TASK STATEMENT: Look below. Copy each line that has "presente" in it.

[Saved entries]
========

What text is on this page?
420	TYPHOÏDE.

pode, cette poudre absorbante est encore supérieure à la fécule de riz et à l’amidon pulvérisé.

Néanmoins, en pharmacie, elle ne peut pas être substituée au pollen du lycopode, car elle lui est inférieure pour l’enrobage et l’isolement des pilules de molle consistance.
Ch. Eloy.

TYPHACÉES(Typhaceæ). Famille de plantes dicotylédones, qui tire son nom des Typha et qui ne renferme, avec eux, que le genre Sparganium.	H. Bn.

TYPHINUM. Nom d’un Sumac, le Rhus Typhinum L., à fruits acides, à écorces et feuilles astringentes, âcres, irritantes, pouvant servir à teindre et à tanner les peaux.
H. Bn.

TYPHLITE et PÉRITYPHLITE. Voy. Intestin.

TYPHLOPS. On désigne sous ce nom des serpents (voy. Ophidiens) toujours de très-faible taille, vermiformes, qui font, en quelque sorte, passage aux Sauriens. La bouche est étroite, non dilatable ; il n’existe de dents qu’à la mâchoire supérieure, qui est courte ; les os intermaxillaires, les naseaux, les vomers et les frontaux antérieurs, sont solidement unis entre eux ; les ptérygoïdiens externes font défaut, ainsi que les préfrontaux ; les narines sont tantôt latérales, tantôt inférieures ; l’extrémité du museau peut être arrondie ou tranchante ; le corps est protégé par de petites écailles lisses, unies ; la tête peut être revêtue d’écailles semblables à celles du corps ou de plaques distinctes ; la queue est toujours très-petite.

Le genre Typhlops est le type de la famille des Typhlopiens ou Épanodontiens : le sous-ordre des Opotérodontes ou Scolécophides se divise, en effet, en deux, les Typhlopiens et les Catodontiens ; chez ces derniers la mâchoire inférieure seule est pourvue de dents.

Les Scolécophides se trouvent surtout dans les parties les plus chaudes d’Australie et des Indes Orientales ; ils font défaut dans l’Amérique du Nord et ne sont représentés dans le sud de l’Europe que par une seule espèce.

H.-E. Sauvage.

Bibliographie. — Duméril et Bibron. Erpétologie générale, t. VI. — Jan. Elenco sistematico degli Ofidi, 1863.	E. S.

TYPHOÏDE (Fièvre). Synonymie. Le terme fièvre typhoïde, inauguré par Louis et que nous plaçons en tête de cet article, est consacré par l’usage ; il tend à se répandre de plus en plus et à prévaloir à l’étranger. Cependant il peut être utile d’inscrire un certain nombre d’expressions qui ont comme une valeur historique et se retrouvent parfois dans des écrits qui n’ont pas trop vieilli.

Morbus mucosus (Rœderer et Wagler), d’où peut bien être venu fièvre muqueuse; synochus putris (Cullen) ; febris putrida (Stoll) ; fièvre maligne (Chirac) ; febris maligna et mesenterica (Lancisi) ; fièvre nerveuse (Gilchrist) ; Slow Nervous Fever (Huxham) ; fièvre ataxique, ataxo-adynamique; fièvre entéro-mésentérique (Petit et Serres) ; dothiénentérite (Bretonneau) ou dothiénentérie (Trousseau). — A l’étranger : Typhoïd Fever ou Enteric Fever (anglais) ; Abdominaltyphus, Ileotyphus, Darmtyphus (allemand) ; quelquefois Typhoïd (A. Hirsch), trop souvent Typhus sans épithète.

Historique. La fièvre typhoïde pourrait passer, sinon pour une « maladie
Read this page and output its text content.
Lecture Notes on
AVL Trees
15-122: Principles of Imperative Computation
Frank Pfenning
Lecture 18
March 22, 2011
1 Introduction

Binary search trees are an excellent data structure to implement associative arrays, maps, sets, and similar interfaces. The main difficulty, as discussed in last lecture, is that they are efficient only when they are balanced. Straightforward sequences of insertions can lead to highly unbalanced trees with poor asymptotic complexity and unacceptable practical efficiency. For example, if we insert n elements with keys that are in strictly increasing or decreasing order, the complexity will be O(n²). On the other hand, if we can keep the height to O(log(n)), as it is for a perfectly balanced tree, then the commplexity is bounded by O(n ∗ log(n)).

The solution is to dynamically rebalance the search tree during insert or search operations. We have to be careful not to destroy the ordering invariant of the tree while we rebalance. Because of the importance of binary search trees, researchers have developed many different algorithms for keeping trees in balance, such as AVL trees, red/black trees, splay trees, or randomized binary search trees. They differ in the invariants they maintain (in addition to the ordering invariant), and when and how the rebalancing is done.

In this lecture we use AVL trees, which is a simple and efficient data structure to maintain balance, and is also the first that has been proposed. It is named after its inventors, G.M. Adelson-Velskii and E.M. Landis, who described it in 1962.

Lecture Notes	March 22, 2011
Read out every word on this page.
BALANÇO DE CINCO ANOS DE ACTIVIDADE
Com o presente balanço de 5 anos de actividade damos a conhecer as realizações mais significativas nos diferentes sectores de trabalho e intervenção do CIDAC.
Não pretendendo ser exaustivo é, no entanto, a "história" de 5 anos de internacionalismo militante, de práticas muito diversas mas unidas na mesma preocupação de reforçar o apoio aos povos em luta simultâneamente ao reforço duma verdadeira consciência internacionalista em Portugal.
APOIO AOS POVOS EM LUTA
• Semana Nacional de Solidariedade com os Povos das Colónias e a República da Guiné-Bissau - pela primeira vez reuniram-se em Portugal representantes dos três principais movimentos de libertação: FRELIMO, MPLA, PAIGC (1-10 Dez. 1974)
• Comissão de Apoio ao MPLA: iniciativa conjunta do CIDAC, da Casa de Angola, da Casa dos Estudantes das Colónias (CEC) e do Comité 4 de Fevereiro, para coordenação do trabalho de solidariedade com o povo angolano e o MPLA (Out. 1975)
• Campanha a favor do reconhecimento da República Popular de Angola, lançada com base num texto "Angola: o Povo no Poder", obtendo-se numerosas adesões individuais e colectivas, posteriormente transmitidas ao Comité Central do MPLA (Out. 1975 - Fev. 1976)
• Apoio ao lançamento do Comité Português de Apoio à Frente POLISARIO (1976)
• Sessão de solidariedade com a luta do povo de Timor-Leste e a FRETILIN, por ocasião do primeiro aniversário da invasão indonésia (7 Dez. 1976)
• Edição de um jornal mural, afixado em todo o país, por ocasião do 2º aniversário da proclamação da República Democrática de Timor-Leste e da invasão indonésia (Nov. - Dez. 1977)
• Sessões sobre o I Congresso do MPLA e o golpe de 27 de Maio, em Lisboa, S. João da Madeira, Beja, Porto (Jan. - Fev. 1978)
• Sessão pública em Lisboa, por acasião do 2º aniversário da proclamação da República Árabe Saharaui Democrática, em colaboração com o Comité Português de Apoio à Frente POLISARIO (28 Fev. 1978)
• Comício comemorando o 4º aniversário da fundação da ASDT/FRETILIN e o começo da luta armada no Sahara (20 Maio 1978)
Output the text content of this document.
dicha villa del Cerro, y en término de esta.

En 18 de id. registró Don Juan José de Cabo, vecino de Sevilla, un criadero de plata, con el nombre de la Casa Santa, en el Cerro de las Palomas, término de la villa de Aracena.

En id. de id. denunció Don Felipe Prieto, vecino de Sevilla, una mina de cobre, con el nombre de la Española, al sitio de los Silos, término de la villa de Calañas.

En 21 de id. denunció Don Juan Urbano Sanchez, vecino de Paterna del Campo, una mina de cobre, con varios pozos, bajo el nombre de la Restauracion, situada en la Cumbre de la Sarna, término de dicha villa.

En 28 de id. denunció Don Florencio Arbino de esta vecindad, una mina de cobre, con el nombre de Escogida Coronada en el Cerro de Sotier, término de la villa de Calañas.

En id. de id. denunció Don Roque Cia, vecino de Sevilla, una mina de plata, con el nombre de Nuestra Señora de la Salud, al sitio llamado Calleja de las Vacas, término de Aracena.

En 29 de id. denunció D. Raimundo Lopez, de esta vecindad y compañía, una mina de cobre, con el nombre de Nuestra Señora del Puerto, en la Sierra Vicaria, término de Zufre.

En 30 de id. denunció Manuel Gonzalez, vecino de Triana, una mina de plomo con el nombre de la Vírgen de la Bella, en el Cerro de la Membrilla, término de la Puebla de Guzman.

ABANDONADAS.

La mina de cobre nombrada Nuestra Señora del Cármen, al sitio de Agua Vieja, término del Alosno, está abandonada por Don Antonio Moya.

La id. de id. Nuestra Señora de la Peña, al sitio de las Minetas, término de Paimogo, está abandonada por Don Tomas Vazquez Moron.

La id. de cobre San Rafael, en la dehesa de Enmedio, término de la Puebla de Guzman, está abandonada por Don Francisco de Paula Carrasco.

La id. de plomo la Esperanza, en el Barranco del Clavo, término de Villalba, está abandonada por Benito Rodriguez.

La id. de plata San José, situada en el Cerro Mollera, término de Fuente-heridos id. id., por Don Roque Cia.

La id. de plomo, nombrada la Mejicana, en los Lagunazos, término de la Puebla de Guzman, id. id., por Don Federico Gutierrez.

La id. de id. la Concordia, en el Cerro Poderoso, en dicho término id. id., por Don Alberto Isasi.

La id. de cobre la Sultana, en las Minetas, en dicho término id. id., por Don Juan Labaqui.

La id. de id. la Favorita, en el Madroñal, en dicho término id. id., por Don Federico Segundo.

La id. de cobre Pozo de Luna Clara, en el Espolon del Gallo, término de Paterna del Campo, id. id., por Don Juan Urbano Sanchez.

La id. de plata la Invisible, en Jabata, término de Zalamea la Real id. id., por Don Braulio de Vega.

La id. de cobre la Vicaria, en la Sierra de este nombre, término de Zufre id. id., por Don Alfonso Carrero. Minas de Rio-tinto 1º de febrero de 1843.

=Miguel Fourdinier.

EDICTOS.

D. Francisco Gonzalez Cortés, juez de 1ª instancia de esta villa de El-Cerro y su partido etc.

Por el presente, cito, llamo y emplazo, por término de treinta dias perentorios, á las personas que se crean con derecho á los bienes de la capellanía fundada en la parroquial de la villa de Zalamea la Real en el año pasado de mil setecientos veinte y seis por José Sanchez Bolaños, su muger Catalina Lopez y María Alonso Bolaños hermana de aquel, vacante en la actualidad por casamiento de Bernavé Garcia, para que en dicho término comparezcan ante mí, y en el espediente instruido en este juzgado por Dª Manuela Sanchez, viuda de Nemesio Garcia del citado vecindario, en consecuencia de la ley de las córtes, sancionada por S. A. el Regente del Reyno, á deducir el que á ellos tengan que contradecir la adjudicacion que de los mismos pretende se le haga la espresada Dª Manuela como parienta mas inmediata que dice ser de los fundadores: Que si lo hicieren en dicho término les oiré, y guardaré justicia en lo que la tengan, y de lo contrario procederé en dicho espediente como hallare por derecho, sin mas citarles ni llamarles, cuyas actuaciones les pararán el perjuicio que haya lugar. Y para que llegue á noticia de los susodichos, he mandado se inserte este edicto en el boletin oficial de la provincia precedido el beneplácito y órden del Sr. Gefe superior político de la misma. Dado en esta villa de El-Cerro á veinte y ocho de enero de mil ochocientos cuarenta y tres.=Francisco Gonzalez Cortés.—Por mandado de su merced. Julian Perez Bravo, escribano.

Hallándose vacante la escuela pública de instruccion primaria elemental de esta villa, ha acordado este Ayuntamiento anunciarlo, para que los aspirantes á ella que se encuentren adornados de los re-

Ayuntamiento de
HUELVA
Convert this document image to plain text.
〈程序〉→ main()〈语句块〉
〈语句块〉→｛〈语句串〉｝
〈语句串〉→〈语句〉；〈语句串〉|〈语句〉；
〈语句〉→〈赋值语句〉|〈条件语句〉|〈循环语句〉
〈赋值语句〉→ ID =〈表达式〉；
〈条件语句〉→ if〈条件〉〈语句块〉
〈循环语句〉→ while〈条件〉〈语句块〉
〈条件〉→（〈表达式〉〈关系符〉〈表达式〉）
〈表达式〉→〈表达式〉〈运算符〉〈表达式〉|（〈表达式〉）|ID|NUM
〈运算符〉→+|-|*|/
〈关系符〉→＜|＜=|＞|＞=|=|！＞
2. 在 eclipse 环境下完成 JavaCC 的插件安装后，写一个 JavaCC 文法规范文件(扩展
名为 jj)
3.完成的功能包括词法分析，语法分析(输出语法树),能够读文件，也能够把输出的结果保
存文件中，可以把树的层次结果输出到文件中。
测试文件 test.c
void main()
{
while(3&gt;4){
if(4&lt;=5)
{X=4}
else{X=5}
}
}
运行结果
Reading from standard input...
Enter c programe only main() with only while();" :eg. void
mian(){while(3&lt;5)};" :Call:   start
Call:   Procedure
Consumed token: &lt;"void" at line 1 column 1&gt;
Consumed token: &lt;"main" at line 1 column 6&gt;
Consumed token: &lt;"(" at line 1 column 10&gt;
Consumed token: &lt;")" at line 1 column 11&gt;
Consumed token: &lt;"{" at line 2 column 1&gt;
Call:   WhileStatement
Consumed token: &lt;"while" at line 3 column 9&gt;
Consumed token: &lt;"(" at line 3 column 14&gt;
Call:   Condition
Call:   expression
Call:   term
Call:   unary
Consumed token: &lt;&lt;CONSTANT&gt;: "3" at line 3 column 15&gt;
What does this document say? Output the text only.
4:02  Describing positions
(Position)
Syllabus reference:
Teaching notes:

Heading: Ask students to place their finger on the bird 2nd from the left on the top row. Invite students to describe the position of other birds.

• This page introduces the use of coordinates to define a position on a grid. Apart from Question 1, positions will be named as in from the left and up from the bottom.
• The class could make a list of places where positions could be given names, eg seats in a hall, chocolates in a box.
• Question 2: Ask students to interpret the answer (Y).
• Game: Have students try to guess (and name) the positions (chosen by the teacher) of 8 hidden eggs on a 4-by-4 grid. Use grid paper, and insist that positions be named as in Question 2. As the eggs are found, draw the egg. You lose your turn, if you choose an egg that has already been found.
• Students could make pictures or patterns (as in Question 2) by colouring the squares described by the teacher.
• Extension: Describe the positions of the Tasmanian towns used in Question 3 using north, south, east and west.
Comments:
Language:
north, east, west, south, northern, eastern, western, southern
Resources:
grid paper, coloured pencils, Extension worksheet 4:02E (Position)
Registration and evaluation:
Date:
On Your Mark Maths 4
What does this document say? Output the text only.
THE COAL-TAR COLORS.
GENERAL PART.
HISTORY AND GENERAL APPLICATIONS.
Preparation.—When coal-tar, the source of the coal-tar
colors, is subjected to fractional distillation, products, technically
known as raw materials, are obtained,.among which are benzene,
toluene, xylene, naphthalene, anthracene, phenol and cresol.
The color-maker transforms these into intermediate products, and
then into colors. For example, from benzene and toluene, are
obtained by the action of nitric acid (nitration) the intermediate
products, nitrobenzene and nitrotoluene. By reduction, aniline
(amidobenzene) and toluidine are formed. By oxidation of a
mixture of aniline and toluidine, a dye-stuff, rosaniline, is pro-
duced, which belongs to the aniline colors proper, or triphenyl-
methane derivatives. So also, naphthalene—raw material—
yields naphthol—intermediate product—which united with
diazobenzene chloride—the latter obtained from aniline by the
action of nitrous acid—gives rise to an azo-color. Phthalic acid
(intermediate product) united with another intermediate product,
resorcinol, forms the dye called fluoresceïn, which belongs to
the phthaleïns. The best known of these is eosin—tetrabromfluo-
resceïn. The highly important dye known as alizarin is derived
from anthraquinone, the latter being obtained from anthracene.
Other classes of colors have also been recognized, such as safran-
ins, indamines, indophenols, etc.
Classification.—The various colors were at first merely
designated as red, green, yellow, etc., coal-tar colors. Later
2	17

========

SOLUTION TO THIS PROBLEM:
Com o presente balanço de 5 anos de actividade damos a conhecer as realizações mais significativas nos diferentes sectores de trabalho e intervenção do CIDAC.
Por el presente, cito, llamo y emplazo, por término de treinta dias perentorios, á las personas que se crean con derecho á los bienes de la capellanía fundada en la parroquial de la villa de Zalamea la Real en el año pasado de mil setecientos veinte y seis por José Sanchez Bolaños, su muger Catalina Lopez y María Alonso Bolaños hermana de aquel, vacante en la actualidad por casamiento de Bernavé Garcia, para que en dicho término comparezcan ante mí, y en el espediente instruido en este juzgado por Dª Manuela Sanchez, viuda de Nemesio Garcia del citado vecindario, en consecuencia de la ley de las córtes, sancionada por S. A. el Regente del Reyno, á deducir el que á ellos tengan que contradecir la adjudicacion que de los mismos pretende se le haga la espresada Dª Manuela como parienta mas inmediata que dice ser de los fundadores: Que si lo hicieren en dicho término les oiré, y guardaré justicia en lo que la tengan, y de lo contrario procederé en dicho espediente como hallare por derecho, sin mas citarles ni llamarles, cuyas actuaciones les pararán el perjuicio que haya lugar. Y para que llegue á noticia de los susodichos, he mandado se inserte este edicto en el boletin oficial de la provincia precedido el beneplácito y órden del Sr. Gefe superior político de la misma. Dado en esta villa de El-Cerro á veinte y ocho de enero de mil ochocientos cuarenta y tres.=Francisco Gonzalez Cortés.—Por mandado de su merced. Julian Perez Bravo, escribano.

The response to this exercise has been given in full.